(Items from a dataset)

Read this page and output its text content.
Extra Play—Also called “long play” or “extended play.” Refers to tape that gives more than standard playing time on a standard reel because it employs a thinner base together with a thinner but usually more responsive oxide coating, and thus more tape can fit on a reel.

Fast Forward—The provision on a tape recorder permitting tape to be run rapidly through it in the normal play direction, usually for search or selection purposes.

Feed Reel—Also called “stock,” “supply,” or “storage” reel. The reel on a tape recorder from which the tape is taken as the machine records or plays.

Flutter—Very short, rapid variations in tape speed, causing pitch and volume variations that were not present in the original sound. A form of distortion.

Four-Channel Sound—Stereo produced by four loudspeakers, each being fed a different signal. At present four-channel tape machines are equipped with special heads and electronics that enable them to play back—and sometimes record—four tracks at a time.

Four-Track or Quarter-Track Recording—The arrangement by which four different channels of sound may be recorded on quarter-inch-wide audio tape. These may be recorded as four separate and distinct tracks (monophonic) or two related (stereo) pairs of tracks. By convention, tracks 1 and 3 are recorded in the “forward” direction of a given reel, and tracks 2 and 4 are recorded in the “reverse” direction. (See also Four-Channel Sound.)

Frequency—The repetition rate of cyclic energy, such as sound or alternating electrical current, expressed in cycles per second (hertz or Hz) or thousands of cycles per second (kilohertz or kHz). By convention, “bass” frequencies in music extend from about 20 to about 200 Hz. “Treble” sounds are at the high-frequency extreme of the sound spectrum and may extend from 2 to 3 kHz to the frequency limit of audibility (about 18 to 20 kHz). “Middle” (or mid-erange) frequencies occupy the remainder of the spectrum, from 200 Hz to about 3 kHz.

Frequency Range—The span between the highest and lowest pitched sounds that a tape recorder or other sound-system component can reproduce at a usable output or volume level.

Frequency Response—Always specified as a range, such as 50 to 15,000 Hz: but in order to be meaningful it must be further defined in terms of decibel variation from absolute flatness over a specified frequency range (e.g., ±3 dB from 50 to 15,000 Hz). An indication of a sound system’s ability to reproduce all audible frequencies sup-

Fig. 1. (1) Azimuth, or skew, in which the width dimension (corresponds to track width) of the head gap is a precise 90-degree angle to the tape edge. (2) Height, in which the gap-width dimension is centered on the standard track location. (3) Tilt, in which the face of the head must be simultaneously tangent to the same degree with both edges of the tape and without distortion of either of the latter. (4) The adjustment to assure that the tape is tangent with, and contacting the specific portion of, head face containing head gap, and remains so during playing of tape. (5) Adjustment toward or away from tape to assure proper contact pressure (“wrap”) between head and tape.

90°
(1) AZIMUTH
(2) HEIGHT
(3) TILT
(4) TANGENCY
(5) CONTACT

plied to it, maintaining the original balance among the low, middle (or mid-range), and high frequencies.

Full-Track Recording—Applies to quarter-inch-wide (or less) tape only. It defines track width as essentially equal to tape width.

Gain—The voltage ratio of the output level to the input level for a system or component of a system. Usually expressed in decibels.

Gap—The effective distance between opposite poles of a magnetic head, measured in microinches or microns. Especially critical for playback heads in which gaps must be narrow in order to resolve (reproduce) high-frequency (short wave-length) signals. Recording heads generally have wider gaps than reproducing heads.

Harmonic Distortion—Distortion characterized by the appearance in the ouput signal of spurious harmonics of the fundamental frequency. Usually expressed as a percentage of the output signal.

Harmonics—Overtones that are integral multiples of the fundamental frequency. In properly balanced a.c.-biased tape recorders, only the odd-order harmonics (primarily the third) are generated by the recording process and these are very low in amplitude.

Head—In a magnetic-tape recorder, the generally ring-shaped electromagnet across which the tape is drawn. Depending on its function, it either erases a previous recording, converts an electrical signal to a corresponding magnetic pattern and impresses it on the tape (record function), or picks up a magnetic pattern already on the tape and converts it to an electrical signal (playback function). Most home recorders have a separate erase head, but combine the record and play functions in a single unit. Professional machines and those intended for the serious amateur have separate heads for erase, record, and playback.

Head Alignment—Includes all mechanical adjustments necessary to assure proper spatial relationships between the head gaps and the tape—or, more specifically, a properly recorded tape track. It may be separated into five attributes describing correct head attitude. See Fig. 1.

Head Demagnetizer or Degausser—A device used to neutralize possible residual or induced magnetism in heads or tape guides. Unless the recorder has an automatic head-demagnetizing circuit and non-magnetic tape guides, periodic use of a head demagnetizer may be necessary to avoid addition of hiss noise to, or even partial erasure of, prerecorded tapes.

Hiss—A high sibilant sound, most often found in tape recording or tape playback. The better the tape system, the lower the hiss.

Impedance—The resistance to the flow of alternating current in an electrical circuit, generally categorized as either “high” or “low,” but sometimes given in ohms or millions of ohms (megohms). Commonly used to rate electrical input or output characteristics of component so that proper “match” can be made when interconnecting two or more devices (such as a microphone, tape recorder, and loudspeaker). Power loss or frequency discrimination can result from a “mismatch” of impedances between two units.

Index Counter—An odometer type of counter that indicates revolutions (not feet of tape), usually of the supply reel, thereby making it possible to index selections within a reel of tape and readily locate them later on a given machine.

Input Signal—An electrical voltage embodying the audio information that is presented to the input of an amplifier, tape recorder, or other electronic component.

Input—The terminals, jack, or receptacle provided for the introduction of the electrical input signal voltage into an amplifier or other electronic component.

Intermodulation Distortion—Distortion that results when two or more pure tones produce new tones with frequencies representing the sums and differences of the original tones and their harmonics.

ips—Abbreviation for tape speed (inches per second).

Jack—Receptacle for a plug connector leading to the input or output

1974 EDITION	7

--- SHORT PROBLEM ---
Copy out each line of the entries that holds "called".

--- RIGHT ANSWER ---
Extra Play—Also called “long play” or “extended play.” Refers to tape that gives more than standard playing time on a standard reel because it employs a thinner base together with a thinner but usually more responsive oxide coating, and thus more tape can fit on a reel.
Feed Reel—Also called “stock,” “supply,” or “storage” reel. The reel on a tape recorder from which the tape is taken as the machine records or plays.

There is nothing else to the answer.